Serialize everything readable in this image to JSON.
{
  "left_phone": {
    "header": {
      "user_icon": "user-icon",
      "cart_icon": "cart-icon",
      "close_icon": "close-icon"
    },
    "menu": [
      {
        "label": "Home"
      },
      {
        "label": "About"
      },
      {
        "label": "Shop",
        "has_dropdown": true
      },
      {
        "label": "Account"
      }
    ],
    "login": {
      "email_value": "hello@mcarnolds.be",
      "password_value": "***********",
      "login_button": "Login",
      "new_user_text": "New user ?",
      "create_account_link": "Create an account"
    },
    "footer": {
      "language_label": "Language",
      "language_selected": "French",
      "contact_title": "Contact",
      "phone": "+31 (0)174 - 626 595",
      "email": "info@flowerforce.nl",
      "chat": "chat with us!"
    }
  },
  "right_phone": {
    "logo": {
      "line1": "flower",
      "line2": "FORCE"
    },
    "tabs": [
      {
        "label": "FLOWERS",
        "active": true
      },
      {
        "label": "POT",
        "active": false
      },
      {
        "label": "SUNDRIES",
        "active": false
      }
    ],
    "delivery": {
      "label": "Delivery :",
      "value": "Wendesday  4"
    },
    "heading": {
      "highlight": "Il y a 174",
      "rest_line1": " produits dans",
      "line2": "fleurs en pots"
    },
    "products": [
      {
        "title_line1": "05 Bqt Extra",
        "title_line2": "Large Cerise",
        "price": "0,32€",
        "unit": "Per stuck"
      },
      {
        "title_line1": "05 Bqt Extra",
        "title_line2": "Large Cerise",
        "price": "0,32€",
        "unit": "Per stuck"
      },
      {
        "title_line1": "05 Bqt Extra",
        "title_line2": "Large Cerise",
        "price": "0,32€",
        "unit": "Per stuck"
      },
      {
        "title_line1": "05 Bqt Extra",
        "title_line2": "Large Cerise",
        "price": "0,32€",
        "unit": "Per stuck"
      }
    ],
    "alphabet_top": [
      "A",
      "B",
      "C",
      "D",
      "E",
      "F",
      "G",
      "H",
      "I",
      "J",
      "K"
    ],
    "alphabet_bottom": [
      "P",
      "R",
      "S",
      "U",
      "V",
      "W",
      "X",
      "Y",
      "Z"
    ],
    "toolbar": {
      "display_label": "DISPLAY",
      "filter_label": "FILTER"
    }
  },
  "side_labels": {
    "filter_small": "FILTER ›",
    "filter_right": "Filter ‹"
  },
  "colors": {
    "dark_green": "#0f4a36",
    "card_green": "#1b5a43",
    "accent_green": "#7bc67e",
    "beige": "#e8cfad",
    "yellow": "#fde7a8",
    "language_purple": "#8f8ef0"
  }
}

• **EXERCISE DESCRIPTION**: Pick out each line above that includes "user" and show it.

• **EXERCISE SOLUTION**:
      "user_icon": "user-icon",
      "new_user_text": "New user ?",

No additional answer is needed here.